Copy the rows from the first one through the line containing "next-cr-day-label: 25 <box>230", including that line, and change every "cmp-day-label" to "cmp-date-label". Leave everything else in those lines as it is.
══════════════════════════════
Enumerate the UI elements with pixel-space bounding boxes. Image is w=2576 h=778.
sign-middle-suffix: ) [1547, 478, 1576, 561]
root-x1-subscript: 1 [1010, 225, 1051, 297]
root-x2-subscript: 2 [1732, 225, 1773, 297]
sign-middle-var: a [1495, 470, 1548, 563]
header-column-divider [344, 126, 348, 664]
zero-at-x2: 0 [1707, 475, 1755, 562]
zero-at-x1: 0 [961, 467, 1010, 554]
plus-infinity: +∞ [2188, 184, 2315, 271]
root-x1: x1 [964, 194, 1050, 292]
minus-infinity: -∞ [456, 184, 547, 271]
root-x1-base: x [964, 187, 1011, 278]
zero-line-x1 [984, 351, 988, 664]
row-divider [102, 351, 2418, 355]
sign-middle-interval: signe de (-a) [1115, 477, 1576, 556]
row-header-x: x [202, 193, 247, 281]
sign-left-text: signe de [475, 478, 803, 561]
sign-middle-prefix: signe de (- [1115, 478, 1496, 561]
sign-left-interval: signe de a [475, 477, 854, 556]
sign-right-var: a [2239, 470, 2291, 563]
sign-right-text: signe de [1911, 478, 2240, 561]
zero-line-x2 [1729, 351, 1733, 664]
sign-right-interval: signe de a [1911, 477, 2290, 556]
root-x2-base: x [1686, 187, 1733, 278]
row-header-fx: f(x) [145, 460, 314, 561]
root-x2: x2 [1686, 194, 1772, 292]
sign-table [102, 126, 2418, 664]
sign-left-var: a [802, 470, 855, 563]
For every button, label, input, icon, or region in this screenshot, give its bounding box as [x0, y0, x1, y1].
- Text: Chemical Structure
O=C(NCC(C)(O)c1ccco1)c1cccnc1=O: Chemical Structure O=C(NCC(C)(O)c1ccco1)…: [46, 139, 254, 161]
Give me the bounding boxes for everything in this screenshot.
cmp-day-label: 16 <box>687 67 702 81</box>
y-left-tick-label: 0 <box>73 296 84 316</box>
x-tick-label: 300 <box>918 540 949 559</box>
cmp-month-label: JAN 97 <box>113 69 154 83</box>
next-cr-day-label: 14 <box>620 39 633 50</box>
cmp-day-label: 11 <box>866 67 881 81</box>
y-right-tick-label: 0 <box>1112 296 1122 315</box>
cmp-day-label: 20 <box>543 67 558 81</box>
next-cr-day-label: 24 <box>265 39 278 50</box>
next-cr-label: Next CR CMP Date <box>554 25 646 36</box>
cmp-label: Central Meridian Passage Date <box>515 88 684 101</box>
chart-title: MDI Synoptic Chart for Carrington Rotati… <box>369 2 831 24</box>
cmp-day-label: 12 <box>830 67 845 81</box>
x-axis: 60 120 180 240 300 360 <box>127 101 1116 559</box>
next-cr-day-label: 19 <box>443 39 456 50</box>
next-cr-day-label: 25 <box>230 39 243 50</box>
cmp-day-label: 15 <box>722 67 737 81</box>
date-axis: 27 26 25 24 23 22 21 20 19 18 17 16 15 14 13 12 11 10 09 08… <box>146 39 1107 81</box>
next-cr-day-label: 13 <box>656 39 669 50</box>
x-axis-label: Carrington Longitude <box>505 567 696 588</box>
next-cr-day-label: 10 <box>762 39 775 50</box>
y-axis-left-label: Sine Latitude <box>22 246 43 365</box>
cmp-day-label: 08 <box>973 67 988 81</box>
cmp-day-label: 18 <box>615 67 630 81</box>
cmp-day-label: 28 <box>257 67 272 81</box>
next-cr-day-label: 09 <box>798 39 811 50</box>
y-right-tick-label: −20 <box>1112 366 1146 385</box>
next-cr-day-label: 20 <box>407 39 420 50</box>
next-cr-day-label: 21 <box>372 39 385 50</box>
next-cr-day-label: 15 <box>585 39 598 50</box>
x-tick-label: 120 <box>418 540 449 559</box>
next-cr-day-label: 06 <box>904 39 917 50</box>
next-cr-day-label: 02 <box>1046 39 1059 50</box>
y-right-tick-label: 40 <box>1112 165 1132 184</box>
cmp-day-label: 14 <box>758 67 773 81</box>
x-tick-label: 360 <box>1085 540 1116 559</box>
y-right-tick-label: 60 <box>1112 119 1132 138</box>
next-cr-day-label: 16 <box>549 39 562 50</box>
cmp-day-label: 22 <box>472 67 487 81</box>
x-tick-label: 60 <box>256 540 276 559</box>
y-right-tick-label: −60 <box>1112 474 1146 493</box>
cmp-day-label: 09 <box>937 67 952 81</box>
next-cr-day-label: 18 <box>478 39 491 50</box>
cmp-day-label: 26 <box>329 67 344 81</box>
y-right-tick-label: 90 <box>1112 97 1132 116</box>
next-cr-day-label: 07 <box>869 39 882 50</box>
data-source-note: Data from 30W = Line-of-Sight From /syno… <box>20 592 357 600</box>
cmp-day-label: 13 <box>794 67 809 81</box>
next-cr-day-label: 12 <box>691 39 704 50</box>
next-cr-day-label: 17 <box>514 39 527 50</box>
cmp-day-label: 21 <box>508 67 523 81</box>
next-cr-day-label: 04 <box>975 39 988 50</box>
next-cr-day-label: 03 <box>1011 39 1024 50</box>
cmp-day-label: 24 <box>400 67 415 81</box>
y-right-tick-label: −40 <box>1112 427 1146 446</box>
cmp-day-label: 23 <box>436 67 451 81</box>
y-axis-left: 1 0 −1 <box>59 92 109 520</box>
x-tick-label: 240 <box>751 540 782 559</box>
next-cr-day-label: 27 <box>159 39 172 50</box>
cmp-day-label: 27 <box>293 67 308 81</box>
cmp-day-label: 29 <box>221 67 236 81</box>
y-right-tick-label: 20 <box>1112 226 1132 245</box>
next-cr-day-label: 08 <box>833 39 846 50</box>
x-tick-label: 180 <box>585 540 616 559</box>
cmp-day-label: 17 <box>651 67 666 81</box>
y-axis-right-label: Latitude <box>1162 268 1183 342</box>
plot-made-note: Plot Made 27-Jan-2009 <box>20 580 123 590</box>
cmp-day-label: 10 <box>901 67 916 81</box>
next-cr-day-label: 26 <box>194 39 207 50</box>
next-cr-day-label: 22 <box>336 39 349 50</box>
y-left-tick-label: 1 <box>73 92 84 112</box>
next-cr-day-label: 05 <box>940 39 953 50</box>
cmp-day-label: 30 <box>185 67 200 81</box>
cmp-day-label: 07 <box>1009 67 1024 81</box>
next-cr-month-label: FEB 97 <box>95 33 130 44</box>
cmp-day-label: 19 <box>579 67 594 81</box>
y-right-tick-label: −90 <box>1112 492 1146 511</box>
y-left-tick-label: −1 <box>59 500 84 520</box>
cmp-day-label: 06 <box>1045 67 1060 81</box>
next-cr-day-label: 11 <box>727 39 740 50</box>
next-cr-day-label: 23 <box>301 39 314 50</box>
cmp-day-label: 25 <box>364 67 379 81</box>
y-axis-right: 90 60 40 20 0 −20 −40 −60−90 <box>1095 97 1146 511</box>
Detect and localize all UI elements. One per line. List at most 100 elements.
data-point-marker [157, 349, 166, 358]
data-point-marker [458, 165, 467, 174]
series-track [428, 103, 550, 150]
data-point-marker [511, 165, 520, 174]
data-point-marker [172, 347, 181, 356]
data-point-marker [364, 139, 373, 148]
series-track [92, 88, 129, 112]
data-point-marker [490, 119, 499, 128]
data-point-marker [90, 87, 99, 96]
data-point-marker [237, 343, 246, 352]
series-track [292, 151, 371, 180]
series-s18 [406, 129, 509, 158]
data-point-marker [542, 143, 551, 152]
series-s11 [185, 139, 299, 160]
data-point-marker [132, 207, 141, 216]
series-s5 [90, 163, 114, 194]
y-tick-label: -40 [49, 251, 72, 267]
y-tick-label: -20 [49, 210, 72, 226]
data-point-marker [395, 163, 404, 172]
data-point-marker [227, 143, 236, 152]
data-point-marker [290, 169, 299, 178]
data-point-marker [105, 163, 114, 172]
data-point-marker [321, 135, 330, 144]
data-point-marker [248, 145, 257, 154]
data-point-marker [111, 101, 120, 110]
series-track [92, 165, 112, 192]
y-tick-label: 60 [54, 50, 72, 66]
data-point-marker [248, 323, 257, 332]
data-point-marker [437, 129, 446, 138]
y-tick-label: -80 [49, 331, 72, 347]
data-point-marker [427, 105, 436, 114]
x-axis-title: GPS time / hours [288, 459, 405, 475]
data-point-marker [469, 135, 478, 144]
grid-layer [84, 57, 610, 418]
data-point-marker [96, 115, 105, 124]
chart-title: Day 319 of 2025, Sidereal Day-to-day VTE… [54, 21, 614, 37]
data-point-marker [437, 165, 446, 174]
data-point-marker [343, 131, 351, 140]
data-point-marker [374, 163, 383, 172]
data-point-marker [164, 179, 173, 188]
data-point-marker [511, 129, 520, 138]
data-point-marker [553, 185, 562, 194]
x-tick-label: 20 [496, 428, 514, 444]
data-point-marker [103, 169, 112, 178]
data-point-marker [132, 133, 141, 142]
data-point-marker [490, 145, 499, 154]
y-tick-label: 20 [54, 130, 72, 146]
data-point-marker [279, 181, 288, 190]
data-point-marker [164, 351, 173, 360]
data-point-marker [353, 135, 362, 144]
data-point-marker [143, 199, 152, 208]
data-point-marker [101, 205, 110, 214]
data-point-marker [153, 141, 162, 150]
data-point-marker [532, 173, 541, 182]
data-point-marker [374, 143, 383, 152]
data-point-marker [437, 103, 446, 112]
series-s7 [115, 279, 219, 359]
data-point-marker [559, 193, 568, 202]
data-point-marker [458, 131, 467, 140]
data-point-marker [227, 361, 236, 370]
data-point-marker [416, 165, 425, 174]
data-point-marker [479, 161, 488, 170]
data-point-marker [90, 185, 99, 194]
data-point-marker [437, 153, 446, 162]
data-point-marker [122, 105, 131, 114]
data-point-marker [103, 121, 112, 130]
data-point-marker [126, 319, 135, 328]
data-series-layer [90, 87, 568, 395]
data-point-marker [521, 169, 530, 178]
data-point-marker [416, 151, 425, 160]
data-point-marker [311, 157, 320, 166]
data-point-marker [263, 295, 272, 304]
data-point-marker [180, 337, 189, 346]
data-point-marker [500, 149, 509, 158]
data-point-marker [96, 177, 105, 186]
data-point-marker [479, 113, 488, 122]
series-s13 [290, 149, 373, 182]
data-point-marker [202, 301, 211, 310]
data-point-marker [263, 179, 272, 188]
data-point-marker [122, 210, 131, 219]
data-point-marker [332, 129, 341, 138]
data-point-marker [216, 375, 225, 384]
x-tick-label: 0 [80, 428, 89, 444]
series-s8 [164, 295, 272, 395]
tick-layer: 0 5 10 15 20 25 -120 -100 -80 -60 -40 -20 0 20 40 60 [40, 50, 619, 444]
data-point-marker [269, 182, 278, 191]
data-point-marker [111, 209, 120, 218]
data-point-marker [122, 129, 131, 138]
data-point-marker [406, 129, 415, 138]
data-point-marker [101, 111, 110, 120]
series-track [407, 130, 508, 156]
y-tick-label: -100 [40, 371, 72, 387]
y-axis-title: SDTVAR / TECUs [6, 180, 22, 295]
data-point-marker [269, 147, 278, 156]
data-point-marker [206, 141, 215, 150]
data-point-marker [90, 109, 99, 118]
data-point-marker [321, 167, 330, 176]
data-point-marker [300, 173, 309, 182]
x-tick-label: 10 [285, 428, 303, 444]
══════════════════════════════
RESPONSE TO THIS TASK:
Enumerate the UI elements with pixel-space bounding boxes. Image is w=2576 h=778.
sign-middle-suffix: ) [1547, 478, 1576, 561]
root-x1-subscript: 1 [1010, 225, 1051, 297]
root-x2-subscript: 2 [1732, 225, 1773, 297]
sign-middle-var: a [1495, 470, 1548, 563]
header-column-divider [344, 126, 348, 664]
zero-at-x2: 0 [1707, 475, 1755, 562]
zero-at-x1: 0 [961, 467, 1010, 554]
plus-infinity: +∞ [2188, 184, 2315, 271]
root-x1: x1 [964, 194, 1050, 292]
minus-infinity: -∞ [456, 184, 547, 271]
root-x1-base: x [964, 187, 1011, 278]
zero-line-x1 [984, 351, 988, 664]
row-divider [102, 351, 2418, 355]
sign-middle-interval: signe de (-a) [1115, 477, 1576, 556]
row-header-x: x [202, 193, 247, 281]
sign-left-text: signe de [475, 478, 803, 561]
sign-middle-prefix: signe de (- [1115, 478, 1496, 561]
sign-left-interval: signe de a [475, 477, 854, 556]
sign-right-var: a [2239, 470, 2291, 563]
sign-right-text: signe de [1911, 478, 2240, 561]
zero-line-x2 [1729, 351, 1733, 664]
sign-right-interval: signe de a [1911, 477, 2290, 556]
root-x2-base: x [1686, 187, 1733, 278]
row-header-fx: f(x) [145, 460, 314, 561]
root-x2: x2 [1686, 194, 1772, 292]
sign-table [102, 126, 2418, 664]
sign-left-var: a [802, 470, 855, 563]
For every button, label, input, icon, or region in this screenshot, give its bounding box as [x0, y0, x1, y1].
- Text: Chemical Structure
O=C(NCC(C)(O)c1ccco1)c1cccnc1=O: Chemical Structure O=C(NCC(C)(O)c1ccco1)…: [46, 139, 254, 161]
Give me the bounding boxes for everything in this screenshot.
cmp-date-label: 16 <box>687 67 702 81</box>
y-left-tick-label: 0 <box>73 296 84 316</box>
x-tick-label: 300 <box>918 540 949 559</box>
cmp-month-label: JAN 97 <box>113 69 154 83</box>
next-cr-day-label: 14 <box>620 39 633 50</box>
cmp-date-label: 11 <box>866 67 881 81</box>
y-right-tick-label: 0 <box>1112 296 1122 315</box>
cmp-date-label: 20 <box>543 67 558 81</box>
next-cr-day-label: 24 <box>265 39 278 50</box>
next-cr-label: Next CR CMP Date <box>554 25 646 36</box>
cmp-label: Central Meridian Passage Date <box>515 88 684 101</box>
chart-title: MDI Synoptic Chart for Carrington Rotati… <box>369 2 831 24</box>
cmp-date-label: 12 <box>830 67 845 81</box>
x-axis: 60 120 180 240 300 360 <box>127 101 1116 559</box>
next-cr-day-label: 19 <box>443 39 456 50</box>
next-cr-day-label: 25 <box>230 39 243 50</box>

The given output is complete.